PROBLEM TO WORK ON:
Copy every entry word for word. Skip the pictures.

RECORDS FOR THE EXERCISE:
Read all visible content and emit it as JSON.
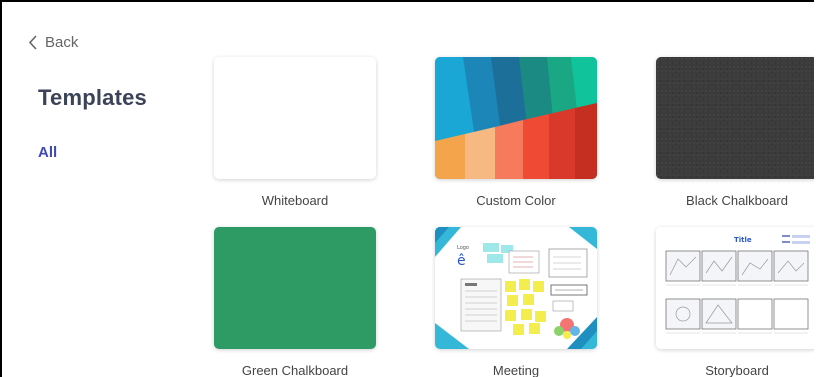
{
  "nav": {
    "back_label": "Back"
  },
  "sidebar": {
    "title": "Templates",
    "categories": [
      {
        "label": "All"
      }
    ]
  },
  "templates": [
    {
      "label": "Whiteboard"
    },
    {
      "label": "Custom Color"
    },
    {
      "label": "Black Chalkboard"
    },
    {
      "label": "Green Chalkboard"
    },
    {
      "label": "Meeting"
    },
    {
      "label": "Storyboard"
    }
  ],
  "storyboard_preview": {
    "title": "Title"
  },
  "colors": {
    "accent": "#3f4bb0",
    "black_chalkboard": "#3b3b3b",
    "green_chalkboard": "#2e9a64"
  }
}
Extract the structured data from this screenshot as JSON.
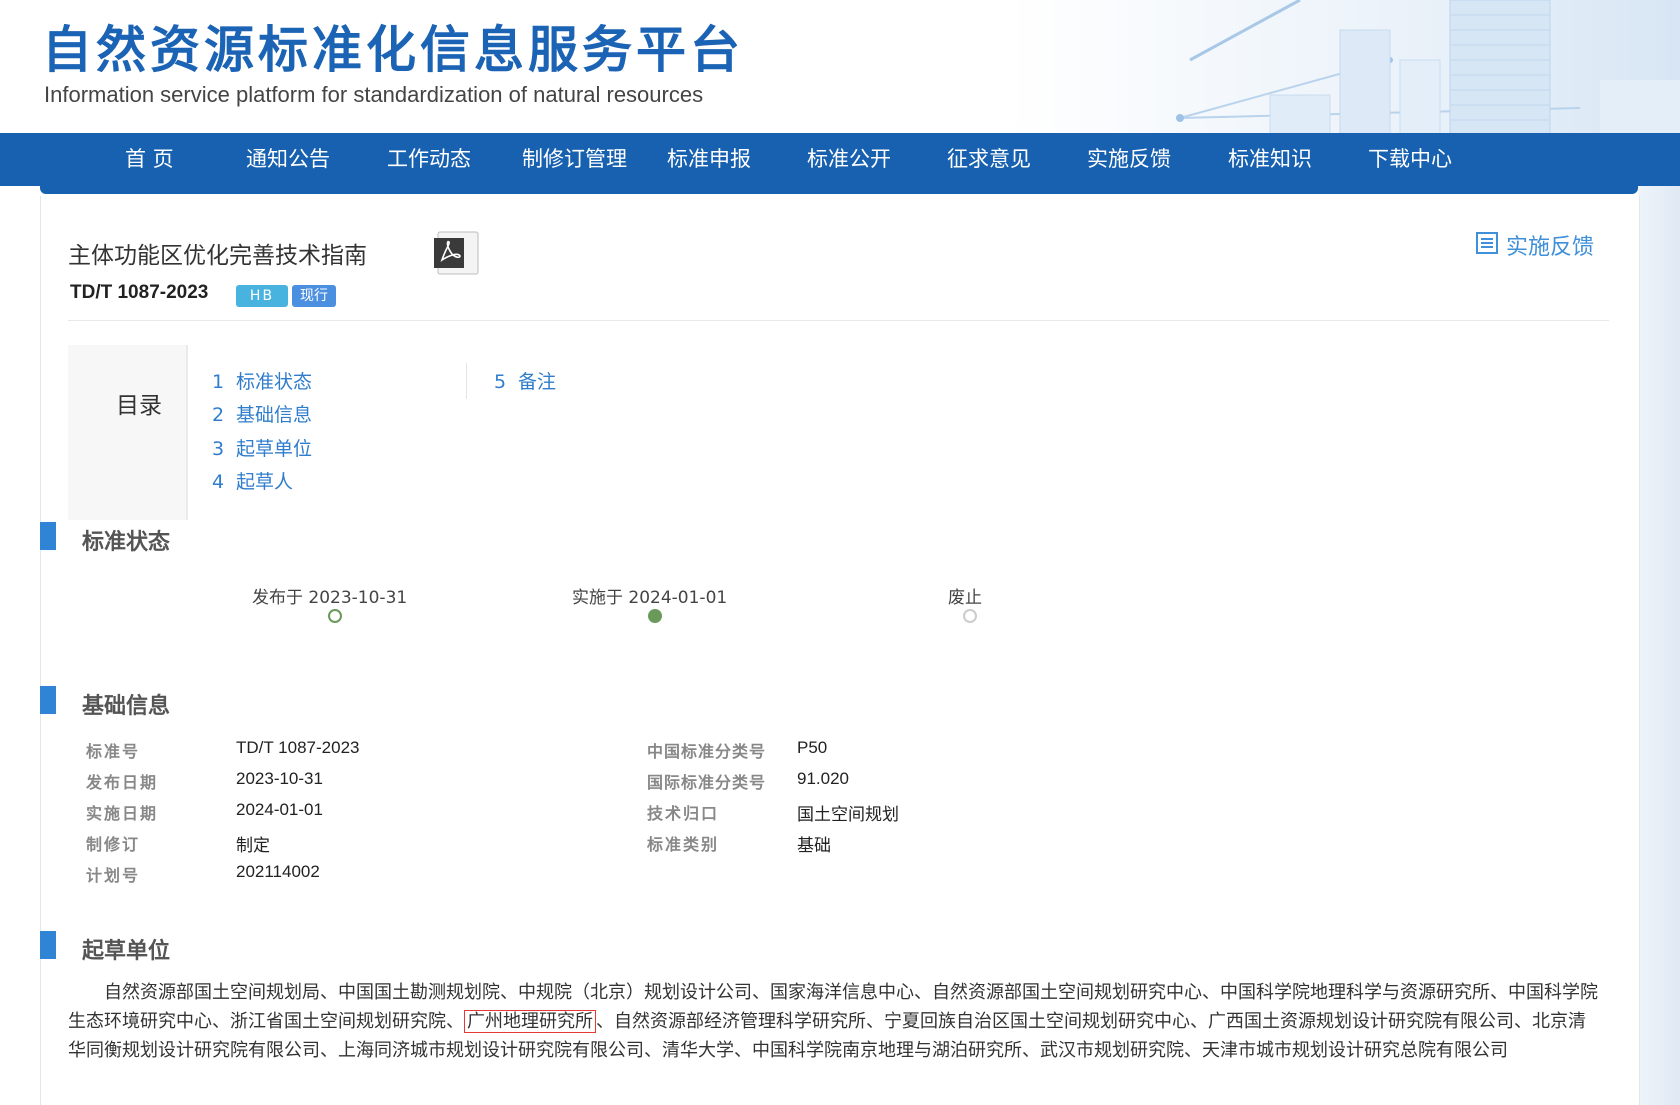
{
  "header": {
    "title": "自然资源标准化信息服务平台",
    "subtitle": "Information service platform for standardization of natural resources"
  },
  "nav": {
    "items": [
      "首 页",
      "通知公告",
      "工作动态",
      "制修订管理",
      "标准申报",
      "标准公开",
      "征求意见",
      "实施反馈",
      "标准知识",
      "下载中心"
    ]
  },
  "document": {
    "title": "主体功能区优化完善技术指南",
    "code": "TD/T 1087-2023",
    "badge_type": "HB",
    "badge_status": "现行",
    "feedback_label": "实施反馈",
    "pdf_icon": "pdf-icon"
  },
  "toc": {
    "label": "目录",
    "items": [
      {
        "num": "1",
        "label": "标准状态"
      },
      {
        "num": "2",
        "label": "基础信息"
      },
      {
        "num": "3",
        "label": "起草单位"
      },
      {
        "num": "4",
        "label": "起草人"
      },
      {
        "num": "5",
        "label": "备注"
      }
    ]
  },
  "status_section": {
    "title": "标准状态",
    "timeline": [
      {
        "label": "发布于 2023-10-31",
        "state": "done"
      },
      {
        "label": "实施于 2024-01-01",
        "state": "current"
      },
      {
        "label": "废止",
        "state": "pending"
      }
    ],
    "colors": {
      "done": "#6a9a5a",
      "pending": "#cccccc"
    }
  },
  "basic_section": {
    "title": "基础信息",
    "left": [
      {
        "label": "标准号",
        "value": "TD/T 1087-2023"
      },
      {
        "label": "发布日期",
        "value": "2023-10-31"
      },
      {
        "label": "实施日期",
        "value": "2024-01-01"
      },
      {
        "label": "制修订",
        "value": "制定"
      },
      {
        "label": "计划号",
        "value": "202114002"
      }
    ],
    "right": [
      {
        "label": "中国标准分类号",
        "value": "P50"
      },
      {
        "label": "国际标准分类号",
        "value": "91.020"
      },
      {
        "label": "技术归口",
        "value": "国土空间规划"
      },
      {
        "label": "标准类别",
        "value": "基础"
      }
    ]
  },
  "drafting_section": {
    "title": "起草单位",
    "text_before": "自然资源部国土空间规划局、中国国土勘测规划院、中规院（北京）规划设计公司、国家海洋信息中心、自然资源部国土空间规划研究中心、中国科学院地理科学与资源研究所、中国科学院生态环境研究中心、浙江省国土空间规划研究院、",
    "highlighted": "广州地理研究所",
    "text_after": "、自然资源部经济管理科学研究所、宁夏回族自治区国土空间规划研究中心、广西国土资源规划设计研究院有限公司、北京清华同衡规划设计研究院有限公司、上海同济城市规划设计研究院有限公司、清华大学、中国科学院南京地理与湖泊研究所、武汉市规划研究院、天津市城市规划设计研究总院有限公司"
  },
  "colors": {
    "brand_blue": "#1761b0",
    "title_blue": "#1b63b4",
    "link_blue": "#2f7dcc",
    "section_bar": "#2f84d6",
    "highlight_border": "#e53935"
  }
}
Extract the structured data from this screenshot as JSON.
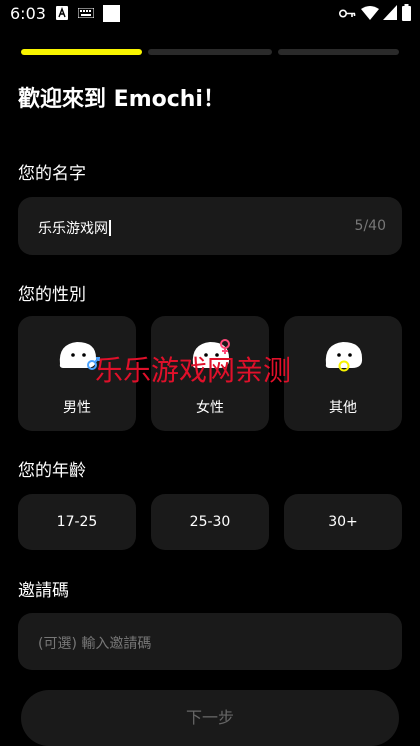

COMPLETED EXERCISE:
Read all visible content and emit it as JSON.
{
  "nav": {
    "back_label": "Back"
  },
  "sidebar": {
    "title": "Templates",
    "categories": [
      {
        "label": "All"
      }
    ]
  },
  "templates": [
    {
      "label": "Whiteboard"
    },
    {
      "label": "Custom Color"
    },
    {
      "label": "Black Chalkboard"
    },
    {
      "label": "Green Chalkboard"
    },
    {
      "label": "Meeting"
    },
    {
      "label": "Storyboard"
    }
  ],
  "storyboard_preview": {
    "title": "Title"
  },
  "colors": {
    "accent": "#3f4bb0",
    "black_chalkboard": "#3b3b3b",
    "green_chalkboard": "#2e9a64"
  }
}
Extract the structured data from this screenshot as JSON.
{
  "header": {
    "title": "自然资源标准化信息服务平台",
    "subtitle": "Information service platform for standardization of natural resources"
  },
  "nav": {
    "items": [
      "首 页",
      "通知公告",
      "工作动态",
      "制修订管理",
      "标准申报",
      "标准公开",
      "征求意见",
      "实施反馈",
      "标准知识",
      "下载中心"
    ]
  },
  "document": {
    "title": "主体功能区优化完善技术指南",
    "code": "TD/T 1087-2023",
    "badge_type": "HB",
    "badge_status": "现行",
    "feedback_label": "实施反馈",
    "pdf_icon": "pdf-icon"
  },
  "toc": {
    "label": "目录",
    "items": [
      {
        "num": "1",
        "label": "标准状态"
      },
      {
        "num": "2",
        "label": "基础信息"
      },
      {
        "num": "3",
        "label": "起草单位"
      },
      {
        "num": "4",
        "label": "起草人"
      },
      {
        "num": "5",
        "label": "备注"
      }
    ]
  },
  "status_section": {
    "title": "标准状态",
    "timeline": [
      {
        "label": "发布于 2023-10-31",
        "state": "done"
      },
      {
        "label": "实施于 2024-01-01",
        "state": "current"
      },
      {
        "label": "废止",
        "state": "pending"
      }
    ],
    "colors": {
      "done": "#6a9a5a",
      "pending": "#cccccc"
    }
  },
  "basic_section": {
    "title": "基础信息",
    "left": [
      {
        "label": "标准号",
        "value": "TD/T 1087-2023"
      },
      {
        "label": "发布日期",
        "value": "2023-10-31"
      },
      {
        "label": "实施日期",
        "value": "2024-01-01"
      },
      {
        "label": "制修订",
        "value": "制定"
      },
      {
        "label": "计划号",
        "value": "202114002"
      }
    ],
    "right": [
      {
        "label": "中国标准分类号",
        "value": "P50"
      },
      {
        "label": "国际标准分类号",
        "value": "91.020"
      },
      {
        "label": "技术归口",
        "value": "国土空间规划"
      },
      {
        "label": "标准类别",
        "value": "基础"
      }
    ]
  },
  "drafting_section": {
    "title": "起草单位",
    "text_before": "自然资源部国土空间规划局、中国国土勘测规划院、中规院（北京）规划设计公司、国家海洋信息中心、自然资源部国土空间规划研究中心、中国科学院地理科学与资源研究所、中国科学院生态环境研究中心、浙江省国土空间规划研究院、",
    "highlighted": "广州地理研究所",
    "text_after": "、自然资源部经济管理科学研究所、宁夏回族自治区国土空间规划研究中心、广西国土资源规划设计研究院有限公司、北京清华同衡规划设计研究院有限公司、上海同济城市规划设计研究院有限公司、清华大学、中国科学院南京地理与湖泊研究所、武汉市规划研究院、天津市城市规划设计研究总院有限公司"
  },
  "colors": {
    "brand_blue": "#1761b0",
    "title_blue": "#1b63b4",
    "link_blue": "#2f7dcc",
    "section_bar": "#2f84d6",
    "highlight_border": "#e53935"
  }
}
Extract the structured data from this screenshot as JSON.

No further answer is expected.